→ **Direction**
Could you copy, word for word, only the lines from the one containing "Transcribe the text in this document." through the last line of the records below, both included?

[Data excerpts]
'''

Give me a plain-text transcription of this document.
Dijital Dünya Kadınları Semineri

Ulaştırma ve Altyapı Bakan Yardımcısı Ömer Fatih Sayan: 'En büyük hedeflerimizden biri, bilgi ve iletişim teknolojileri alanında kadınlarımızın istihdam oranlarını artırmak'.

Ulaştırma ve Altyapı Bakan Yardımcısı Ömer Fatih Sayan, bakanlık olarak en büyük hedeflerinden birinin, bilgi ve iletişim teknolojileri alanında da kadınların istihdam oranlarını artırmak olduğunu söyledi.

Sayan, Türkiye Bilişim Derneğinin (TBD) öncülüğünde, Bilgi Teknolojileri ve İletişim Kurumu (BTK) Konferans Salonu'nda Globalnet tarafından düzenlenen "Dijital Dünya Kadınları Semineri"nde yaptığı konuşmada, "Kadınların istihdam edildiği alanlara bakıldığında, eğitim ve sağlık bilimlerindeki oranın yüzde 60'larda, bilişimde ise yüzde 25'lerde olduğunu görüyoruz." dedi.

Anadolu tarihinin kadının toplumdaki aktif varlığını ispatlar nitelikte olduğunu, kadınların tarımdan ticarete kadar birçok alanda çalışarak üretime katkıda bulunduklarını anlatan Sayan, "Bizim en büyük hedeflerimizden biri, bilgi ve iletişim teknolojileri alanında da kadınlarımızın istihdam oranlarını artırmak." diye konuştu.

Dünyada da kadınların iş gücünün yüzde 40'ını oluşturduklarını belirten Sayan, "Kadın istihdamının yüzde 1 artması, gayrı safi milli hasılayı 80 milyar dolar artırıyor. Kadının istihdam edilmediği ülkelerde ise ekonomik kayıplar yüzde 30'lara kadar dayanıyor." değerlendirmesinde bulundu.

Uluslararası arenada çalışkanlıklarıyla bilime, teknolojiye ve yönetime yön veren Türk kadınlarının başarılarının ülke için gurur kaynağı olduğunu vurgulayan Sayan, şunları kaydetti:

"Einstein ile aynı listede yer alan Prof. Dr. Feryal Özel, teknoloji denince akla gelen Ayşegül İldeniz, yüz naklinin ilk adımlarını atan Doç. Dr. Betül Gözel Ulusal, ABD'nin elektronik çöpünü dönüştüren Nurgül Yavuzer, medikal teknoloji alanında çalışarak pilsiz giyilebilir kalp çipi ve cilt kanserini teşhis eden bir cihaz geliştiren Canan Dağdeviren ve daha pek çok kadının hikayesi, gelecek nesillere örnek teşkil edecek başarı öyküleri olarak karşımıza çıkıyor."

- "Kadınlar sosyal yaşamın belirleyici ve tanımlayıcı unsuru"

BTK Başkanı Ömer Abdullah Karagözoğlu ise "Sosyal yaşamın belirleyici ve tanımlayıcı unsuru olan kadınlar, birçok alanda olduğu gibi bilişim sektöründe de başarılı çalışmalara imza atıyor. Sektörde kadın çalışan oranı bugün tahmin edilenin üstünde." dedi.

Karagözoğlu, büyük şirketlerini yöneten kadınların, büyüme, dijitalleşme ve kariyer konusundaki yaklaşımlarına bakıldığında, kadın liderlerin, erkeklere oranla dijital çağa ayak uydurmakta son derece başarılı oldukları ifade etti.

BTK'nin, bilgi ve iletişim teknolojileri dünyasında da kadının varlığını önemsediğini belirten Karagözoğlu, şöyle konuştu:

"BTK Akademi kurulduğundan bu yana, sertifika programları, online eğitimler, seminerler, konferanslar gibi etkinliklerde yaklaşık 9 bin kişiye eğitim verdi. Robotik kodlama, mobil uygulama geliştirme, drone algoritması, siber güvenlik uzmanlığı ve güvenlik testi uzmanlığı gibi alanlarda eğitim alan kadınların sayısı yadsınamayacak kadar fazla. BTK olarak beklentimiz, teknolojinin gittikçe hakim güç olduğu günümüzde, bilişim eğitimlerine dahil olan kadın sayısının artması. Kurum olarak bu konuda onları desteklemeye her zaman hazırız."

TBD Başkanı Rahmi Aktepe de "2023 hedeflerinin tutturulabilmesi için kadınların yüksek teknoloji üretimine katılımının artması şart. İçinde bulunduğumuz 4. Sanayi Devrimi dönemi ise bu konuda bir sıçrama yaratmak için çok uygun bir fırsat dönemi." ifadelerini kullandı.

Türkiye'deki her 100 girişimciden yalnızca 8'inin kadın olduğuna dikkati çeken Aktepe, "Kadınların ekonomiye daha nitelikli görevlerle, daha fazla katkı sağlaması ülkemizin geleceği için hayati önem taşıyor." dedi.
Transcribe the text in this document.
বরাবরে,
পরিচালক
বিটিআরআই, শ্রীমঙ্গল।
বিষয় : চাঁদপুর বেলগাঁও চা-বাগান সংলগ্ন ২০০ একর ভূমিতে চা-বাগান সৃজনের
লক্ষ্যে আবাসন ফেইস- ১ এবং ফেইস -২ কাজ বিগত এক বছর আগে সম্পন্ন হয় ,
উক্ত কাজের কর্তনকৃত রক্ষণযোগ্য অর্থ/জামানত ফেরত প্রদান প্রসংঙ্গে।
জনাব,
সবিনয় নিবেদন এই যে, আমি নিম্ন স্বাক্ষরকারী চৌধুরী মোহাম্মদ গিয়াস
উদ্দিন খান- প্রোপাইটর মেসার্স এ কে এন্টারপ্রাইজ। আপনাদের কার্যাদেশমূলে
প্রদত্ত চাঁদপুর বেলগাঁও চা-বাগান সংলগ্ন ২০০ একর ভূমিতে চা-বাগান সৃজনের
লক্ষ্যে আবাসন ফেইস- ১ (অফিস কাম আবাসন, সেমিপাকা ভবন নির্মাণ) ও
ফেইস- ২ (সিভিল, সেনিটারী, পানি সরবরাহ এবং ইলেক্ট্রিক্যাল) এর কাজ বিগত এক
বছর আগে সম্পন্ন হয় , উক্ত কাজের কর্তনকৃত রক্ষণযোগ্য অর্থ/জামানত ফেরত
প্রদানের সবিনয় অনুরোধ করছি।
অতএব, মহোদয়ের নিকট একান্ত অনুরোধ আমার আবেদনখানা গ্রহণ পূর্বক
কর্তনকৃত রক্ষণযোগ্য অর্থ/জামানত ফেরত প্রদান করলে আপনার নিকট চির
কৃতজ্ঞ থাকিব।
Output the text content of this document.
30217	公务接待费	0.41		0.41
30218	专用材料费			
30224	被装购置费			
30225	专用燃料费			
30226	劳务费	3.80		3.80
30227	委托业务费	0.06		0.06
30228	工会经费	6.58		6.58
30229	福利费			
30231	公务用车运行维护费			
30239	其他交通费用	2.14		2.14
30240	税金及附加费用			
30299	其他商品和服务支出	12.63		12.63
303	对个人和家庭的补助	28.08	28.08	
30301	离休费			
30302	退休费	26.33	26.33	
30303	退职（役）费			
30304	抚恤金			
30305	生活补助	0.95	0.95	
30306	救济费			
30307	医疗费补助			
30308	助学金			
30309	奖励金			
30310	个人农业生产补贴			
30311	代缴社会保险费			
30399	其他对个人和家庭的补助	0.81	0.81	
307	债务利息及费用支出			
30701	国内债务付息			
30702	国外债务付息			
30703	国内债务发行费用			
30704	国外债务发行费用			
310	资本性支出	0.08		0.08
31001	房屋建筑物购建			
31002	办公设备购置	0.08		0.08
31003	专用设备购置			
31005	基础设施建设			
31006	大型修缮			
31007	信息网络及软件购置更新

'''

→ **Written response**
Transcribe the text in this document.
বরাবরে,
পরিচালক
বিটিআরআই, শ্রীমঙ্গল।
বিষয় : চাঁদপুর বেলগাঁও চা-বাগান সংলগ্ন ২০০ একর ভূমিতে চা-বাগান সৃজনের
লক্ষ্যে আবাসন ফেইস- ১ এবং ফেইস -২ কাজ বিগত এক বছর আগে সম্পন্ন হয় ,
উক্ত কাজের কর্তনকৃত রক্ষণযোগ্য অর্থ/জামানত ফেরত প্রদান প্রসংঙ্গে।
জনাব,
সবিনয় নিবেদন এই যে, আমি নিম্ন স্বাক্ষরকারী চৌধুরী মোহাম্মদ গিয়াস
উদ্দিন খান- প্রোপাইটর মেসার্স এ কে এন্টারপ্রাইজ। আপনাদের কার্যাদেশমূলে
প্রদত্ত চাঁদপুর বেলগাঁও চা-বাগান সংলগ্ন ২০০ একর ভূমিতে চা-বাগান সৃজনের
লক্ষ্যে আবাসন ফেইস- ১ (অফিস কাম আবাসন, সেমিপাকা ভবন নির্মাণ) ও
ফেইস- ২ (সিভিল, সেনিটারী, পানি সরবরাহ এবং ইলেক্ট্রিক্যাল) এর কাজ বিগত এক
বছর আগে সম্পন্ন হয় , উক্ত কাজের কর্তনকৃত রক্ষণযোগ্য অর্থ/জামানত ফেরত
প্রদানের সবিনয় অনুরোধ করছি।
অতএব, মহোদয়ের নিকট একান্ত অনুরোধ আমার আবেদনখানা গ্রহণ পূর্বক
কর্তনকৃত রক্ষণযোগ্য অর্থ/জামানত ফেরত প্রদান করলে আপনার নিকট চির
কৃতজ্ঞ থাকিব।
Output the text content of this document.
30217	公务接待费	0.41		0.41
30218	专用材料费			
30224	被装购置费			
30225	专用燃料费			
30226	劳务费	3.80		3.80
30227	委托业务费	0.06		0.06
30228	工会经费	6.58		6.58
30229	福利费			
30231	公务用车运行维护费			
30239	其他交通费用	2.14		2.14
30240	税金及附加费用			
30299	其他商品和服务支出	12.63		12.63
303	对个人和家庭的补助	28.08	28.08	
30301	离休费			
30302	退休费	26.33	26.33	
30303	退职（役）费			
30304	抚恤金			
30305	生活补助	0.95	0.95	
30306	救济费			
30307	医疗费补助			
30308	助学金			
30309	奖励金			
30310	个人农业生产补贴			
30311	代缴社会保险费			
30399	其他对个人和家庭的补助	0.81	0.81	
307	债务利息及费用支出			
30701	国内债务付息			
30702	国外债务付息			
30703	国内债务发行费用			
30704	国外债务发行费用			
310	资本性支出	0.08		0.08
31001	房屋建筑物购建			
31002	办公设备购置	0.08		0.08
31003	专用设备购置			
31005	基础设施建设			
31006	大型修缮			
31007	信息网络及软件购置更新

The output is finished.